Direction
Your task is to copy every line of this material exactly.

Listed entries
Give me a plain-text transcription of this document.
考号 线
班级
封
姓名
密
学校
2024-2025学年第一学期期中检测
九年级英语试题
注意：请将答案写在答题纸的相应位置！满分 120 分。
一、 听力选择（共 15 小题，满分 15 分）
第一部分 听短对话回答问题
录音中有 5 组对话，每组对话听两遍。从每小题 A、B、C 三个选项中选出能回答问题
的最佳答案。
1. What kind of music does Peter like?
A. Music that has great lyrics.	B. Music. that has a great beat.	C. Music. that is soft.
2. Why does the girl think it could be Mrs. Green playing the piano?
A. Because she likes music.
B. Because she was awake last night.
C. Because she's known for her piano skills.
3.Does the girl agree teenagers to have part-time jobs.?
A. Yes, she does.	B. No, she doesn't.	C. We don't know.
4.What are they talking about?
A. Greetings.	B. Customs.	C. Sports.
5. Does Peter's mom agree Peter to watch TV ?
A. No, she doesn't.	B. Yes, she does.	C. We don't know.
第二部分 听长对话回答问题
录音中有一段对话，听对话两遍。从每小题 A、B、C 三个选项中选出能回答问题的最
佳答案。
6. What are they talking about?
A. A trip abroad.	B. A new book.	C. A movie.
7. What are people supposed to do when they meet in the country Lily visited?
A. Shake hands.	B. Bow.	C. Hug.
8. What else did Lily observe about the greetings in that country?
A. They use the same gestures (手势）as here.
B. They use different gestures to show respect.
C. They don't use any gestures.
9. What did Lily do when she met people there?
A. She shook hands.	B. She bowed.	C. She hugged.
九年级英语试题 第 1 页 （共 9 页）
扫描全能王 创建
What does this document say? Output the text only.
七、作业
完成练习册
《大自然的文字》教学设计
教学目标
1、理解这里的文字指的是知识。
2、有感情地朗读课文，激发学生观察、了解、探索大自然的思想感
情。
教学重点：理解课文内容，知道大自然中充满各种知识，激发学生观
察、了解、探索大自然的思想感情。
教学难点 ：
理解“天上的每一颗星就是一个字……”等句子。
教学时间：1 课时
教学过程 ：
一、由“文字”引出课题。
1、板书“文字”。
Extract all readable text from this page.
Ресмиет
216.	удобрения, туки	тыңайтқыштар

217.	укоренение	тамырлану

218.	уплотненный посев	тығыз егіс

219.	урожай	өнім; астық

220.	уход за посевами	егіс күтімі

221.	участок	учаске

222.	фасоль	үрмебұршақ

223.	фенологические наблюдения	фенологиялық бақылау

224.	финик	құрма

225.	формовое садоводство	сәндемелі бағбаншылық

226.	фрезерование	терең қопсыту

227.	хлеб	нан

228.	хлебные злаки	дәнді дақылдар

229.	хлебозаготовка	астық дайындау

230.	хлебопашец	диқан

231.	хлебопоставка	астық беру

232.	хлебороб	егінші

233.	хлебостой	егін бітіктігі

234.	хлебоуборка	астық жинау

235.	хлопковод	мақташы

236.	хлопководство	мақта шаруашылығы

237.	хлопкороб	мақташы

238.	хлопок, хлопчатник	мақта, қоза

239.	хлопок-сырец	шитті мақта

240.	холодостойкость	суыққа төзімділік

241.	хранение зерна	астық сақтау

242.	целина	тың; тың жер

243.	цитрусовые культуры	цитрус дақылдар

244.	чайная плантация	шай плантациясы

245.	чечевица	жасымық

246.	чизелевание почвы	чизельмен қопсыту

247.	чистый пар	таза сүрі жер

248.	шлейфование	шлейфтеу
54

Expected answer
Give me a plain-text transcription of this document.
考号 线
班级
封
姓名
密
学校
2024-2025学年第一学期期中检测
九年级英语试题
注意：请将答案写在答题纸的相应位置！满分 120 分。
一、 听力选择（共 15 小题，满分 15 分）
第一部分 听短对话回答问题
录音中有 5 组对话，每组对话听两遍。从每小题 A、B、C 三个选项中选出能回答问题
的最佳答案。
1. What kind of music does Peter like?
A. Music that has great lyrics.	B. Music. that has a great beat.	C. Music. that is soft.
2. Why does the girl think it could be Mrs. Green playing the piano?
A. Because she likes music.
B. Because she was awake last night.
C. Because she's known for her piano skills.
3.Does the girl agree teenagers to have part-time jobs.?
A. Yes, she does.	B. No, she doesn't.	C. We don't know.
4.What are they talking about?
A. Greetings.	B. Customs.	C. Sports.
5. Does Peter's mom agree Peter to watch TV ?
A. No, she doesn't.	B. Yes, she does.	C. We don't know.
第二部分 听长对话回答问题
录音中有一段对话，听对话两遍。从每小题 A、B、C 三个选项中选出能回答问题的最
佳答案。
6. What are they talking about?
A. A trip abroad.	B. A new book.	C. A movie.
7. What are people supposed to do when they meet in the country Lily visited?
A. Shake hands.	B. Bow.	C. Hug.
8. What else did Lily observe about the greetings in that country?
A. They use the same gestures (手势）as here.
B. They use different gestures to show respect.
C. They don't use any gestures.
9. What did Lily do when she met people there?
A. She shook hands.	B. She bowed.	C. She hugged.
九年级英语试题 第 1 页 （共 9 页）
扫描全能王 创建
What does this document say? Output the text only.
七、作业
完成练习册
《大自然的文字》教学设计
教学目标
1、理解这里的文字指的是知识。
2、有感情地朗读课文，激发学生观察、了解、探索大自然的思想感
情。
教学重点：理解课文内容，知道大自然中充满各种知识，激发学生观
察、了解、探索大自然的思想感情。
教学难点 ：
理解“天上的每一颗星就是一个字……”等句子。
教学时间：1 课时
教学过程 ：
一、由“文字”引出课题。
1、板书“文字”。
Extract all readable text from this page.
Ресмиет
216.	удобрения, туки	тыңайтқыштар

217.	укоренение	тамырлану

218.	уплотненный посев	тығыз егіс

219.	урожай	өнім; астық

220.	уход за посевами	егіс күтімі

221.	участок	учаске

222.	фасоль	үрмебұршақ

223.	фенологические наблюдения	фенологиялық бақылау

224.	финик	құрма

225.	формовое садоводство	сәндемелі бағбаншылық

226.	фрезерование	терең қопсыту

227.	хлеб	нан

228.	хлебные злаки	дәнді дақылдар

229.	хлебозаготовка	астық дайындау

230.	хлебопашец	диқан

231.	хлебопоставка	астық беру

232.	хлебороб	егінші

233.	хлебостой	егін бітіктігі

234.	хлебоуборка	астық жинау

235.	хлопковод	мақташы

236.	хлопководство	мақта шаруашылығы

237.	хлопкороб	мақташы

238.	хлопок, хлопчатник	мақта, қоза

239.	хлопок-сырец	шитті мақта

240.	холодостойкость	суыққа төзімділік

241.	хранение зерна	астық сақтау

242.	целина	тың; тың жер

243.	цитрусовые культуры	цитрус дақылдар

244.	чайная плантация	шай плантациясы

245.	чечевица	жасымық

246.	чизелевание почвы	чизельмен қопсыту

247.	чистый пар	таза сүрі жер

248.	шлейфование	шлейфтеу
54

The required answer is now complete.